> What you will do:
Render every line of the entries below as a JSON list of strings, one string per line, with blank lines left out.

[START Task inputs]

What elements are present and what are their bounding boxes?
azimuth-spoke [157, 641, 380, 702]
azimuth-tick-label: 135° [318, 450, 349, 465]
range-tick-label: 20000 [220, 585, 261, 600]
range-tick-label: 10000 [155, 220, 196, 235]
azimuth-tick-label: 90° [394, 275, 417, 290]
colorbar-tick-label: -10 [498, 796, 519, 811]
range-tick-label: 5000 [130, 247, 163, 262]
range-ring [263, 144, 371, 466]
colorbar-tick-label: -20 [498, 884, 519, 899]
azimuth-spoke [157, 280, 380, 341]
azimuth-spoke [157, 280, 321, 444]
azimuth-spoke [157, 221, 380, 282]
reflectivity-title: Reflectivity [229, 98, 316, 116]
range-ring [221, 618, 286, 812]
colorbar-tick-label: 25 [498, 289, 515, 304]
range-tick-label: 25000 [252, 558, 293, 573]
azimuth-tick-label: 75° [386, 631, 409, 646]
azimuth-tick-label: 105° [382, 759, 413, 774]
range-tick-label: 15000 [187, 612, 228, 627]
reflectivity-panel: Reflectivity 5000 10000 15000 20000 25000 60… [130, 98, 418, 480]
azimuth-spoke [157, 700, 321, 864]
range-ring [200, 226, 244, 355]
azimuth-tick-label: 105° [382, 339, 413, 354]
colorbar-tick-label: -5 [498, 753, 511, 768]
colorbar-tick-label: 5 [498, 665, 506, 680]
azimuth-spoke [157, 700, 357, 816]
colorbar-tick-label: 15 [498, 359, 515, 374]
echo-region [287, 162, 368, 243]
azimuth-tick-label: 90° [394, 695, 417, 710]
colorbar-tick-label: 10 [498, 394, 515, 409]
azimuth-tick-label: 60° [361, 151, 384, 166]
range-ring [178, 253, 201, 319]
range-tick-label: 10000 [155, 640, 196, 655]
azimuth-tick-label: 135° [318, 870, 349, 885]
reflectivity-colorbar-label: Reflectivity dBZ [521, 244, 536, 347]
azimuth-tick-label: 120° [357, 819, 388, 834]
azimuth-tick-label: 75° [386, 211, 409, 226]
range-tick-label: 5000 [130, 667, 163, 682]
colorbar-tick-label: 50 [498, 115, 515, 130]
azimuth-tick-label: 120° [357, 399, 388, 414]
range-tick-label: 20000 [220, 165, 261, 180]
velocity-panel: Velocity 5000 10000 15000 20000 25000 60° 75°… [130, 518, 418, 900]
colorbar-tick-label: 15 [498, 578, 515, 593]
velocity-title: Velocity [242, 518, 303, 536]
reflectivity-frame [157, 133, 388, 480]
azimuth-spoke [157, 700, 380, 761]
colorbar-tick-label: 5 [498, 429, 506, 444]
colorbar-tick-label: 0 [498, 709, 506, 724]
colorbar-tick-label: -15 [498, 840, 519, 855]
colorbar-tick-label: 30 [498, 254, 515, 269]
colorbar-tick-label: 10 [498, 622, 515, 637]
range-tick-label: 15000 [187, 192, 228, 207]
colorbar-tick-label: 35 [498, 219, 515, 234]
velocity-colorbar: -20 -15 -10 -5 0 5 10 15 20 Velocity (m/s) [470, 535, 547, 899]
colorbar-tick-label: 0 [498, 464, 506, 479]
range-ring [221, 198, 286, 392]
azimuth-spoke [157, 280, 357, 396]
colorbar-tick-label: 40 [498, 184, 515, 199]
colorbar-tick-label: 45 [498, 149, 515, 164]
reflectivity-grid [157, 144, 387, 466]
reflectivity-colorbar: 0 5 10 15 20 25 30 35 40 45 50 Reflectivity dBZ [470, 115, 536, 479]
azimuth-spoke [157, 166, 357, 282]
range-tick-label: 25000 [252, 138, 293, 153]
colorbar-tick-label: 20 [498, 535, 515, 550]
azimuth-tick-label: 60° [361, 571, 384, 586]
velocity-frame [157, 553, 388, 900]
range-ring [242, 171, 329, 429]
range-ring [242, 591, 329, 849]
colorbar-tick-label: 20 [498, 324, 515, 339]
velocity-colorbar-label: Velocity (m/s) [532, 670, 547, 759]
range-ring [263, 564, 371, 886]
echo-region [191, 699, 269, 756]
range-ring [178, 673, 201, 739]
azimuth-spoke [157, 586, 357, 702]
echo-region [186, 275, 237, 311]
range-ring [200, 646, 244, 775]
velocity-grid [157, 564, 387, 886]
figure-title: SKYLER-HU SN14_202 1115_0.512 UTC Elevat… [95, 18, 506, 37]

[END Task inputs]

> Full output:
[
  "What elements are present and what are their bounding boxes?",
  "azimuth-spoke [157, 641, 380, 702]",
  "azimuth-tick-label: 135° [318, 450, 349, 465]",
  "range-tick-label: 20000 [220, 585, 261, 600]",
  "range-tick-label: 10000 [155, 220, 196, 235]",
  "azimuth-tick-label: 90° [394, 275, 417, 290]",
  "colorbar-tick-label: -10 [498, 796, 519, 811]",
  "range-tick-label: 5000 [130, 247, 163, 262]",
  "range-ring [263, 144, 371, 466]",
  "colorbar-tick-label: -20 [498, 884, 519, 899]",
  "azimuth-spoke [157, 280, 380, 341]",
  "azimuth-spoke [157, 280, 321, 444]",
  "azimuth-spoke [157, 221, 380, 282]",
  "reflectivity-title: Reflectivity [229, 98, 316, 116]",
  "range-ring [221, 618, 286, 812]",
  "colorbar-tick-label: 25 [498, 289, 515, 304]",
  "range-tick-label: 25000 [252, 558, 293, 573]",
  "azimuth-tick-label: 75° [386, 631, 409, 646]",
  "azimuth-tick-label: 105° [382, 759, 413, 774]",
  "range-tick-label: 15000 [187, 612, 228, 627]",
  "reflectivity-panel: Reflectivity 5000 10000 15000 20000 25000 60… [130, 98, 418, 480]",
  "azimuth-spoke [157, 700, 321, 864]",
  "range-ring [200, 226, 244, 355]",
  "azimuth-tick-label: 105° [382, 339, 413, 354]",
  "colorbar-tick-label: -5 [498, 753, 511, 768]",
  "colorbar-tick-label: 5 [498, 665, 506, 680]",
  "azimuth-spoke [157, 700, 357, 816]",
  "colorbar-tick-label: 15 [498, 359, 515, 374]",
  "echo-region [287, 162, 368, 243]",
  "azimuth-tick-label: 90° [394, 695, 417, 710]",
  "colorbar-tick-label: 10 [498, 394, 515, 409]",
  "azimuth-tick-label: 60° [361, 151, 384, 166]",
  "range-ring [178, 253, 201, 319]",
  "range-tick-label: 10000 [155, 640, 196, 655]",
  "azimuth-tick-label: 135° [318, 870, 349, 885]",
  "reflectivity-colorbar-label: Reflectivity dBZ [521, 244, 536, 347]",
  "azimuth-tick-label: 120° [357, 819, 388, 834]",
  "azimuth-tick-label: 75° [386, 211, 409, 226]",
  "range-tick-label: 5000 [130, 667, 163, 682]",
  "colorbar-tick-label: 50 [498, 115, 515, 130]",
  "azimuth-tick-label: 120° [357, 399, 388, 414]",
  "range-tick-label: 20000 [220, 165, 261, 180]",
  "velocity-panel: Velocity 5000 10000 15000 20000 25000 60° 75°… [130, 518, 418, 900]",
  "colorbar-tick-label: 15 [498, 578, 515, 593]",
  "velocity-title: Velocity [242, 518, 303, 536]",
  "reflectivity-frame [157, 133, 388, 480]",
  "azimuth-spoke [157, 700, 380, 761]",
  "colorbar-tick-label: 5 [498, 429, 506, 444]",
  "colorbar-tick-label: 0 [498, 709, 506, 724]",
  "colorbar-tick-label: -15 [498, 840, 519, 855]",
  "colorbar-tick-label: 30 [498, 254, 515, 269]",
  "colorbar-tick-label: 10 [498, 622, 515, 637]",
  "range-tick-label: 15000 [187, 192, 228, 207]",
  "colorbar-tick-label: 35 [498, 219, 515, 234]",
  "velocity-colorbar: -20 -15 -10 -5 0 5 10 15 20 Velocity (m/s) [470, 535, 547, 899]",
  "colorbar-tick-label: 0 [498, 464, 506, 479]",
  "range-ring [221, 198, 286, 392]",
  "azimuth-spoke [157, 280, 357, 396]",
  "colorbar-tick-label: 40 [498, 184, 515, 199]",
  "colorbar-tick-label: 45 [498, 149, 515, 164]",
  "reflectivity-grid [157, 144, 387, 466]",
  "reflectivity-colorbar: 0 5 10 15 20 25 30 35 40 45 50 Reflectivity dBZ [470, 115, 536, 479]",
  "azimuth-spoke [157, 166, 357, 282]",
  "range-tick-label: 25000 [252, 138, 293, 153]",
  "colorbar-tick-label: 20 [498, 535, 515, 550]",
  "azimuth-tick-label: 60° [361, 571, 384, 586]",
  "velocity-frame [157, 553, 388, 900]",
  "range-ring [242, 171, 329, 429]",
  "range-ring [242, 591, 329, 849]",
  "colorbar-tick-label: 20 [498, 324, 515, 339]",
  "velocity-colorbar-label: Velocity (m/s) [532, 670, 547, 759]",
  "range-ring [263, 564, 371, 886]",
  "echo-region [191, 699, 269, 756]",
  "range-ring [178, 673, 201, 739]",
  "azimuth-spoke [157, 586, 357, 702]",
  "echo-region [186, 275, 237, 311]",
  "range-ring [200, 646, 244, 775]",
  "velocity-grid [157, 564, 387, 886]",
  "figure-title: SKYLER-HU SN14_202 1115_0.512 UTC Elevat… [95, 18, 506, 37]"
]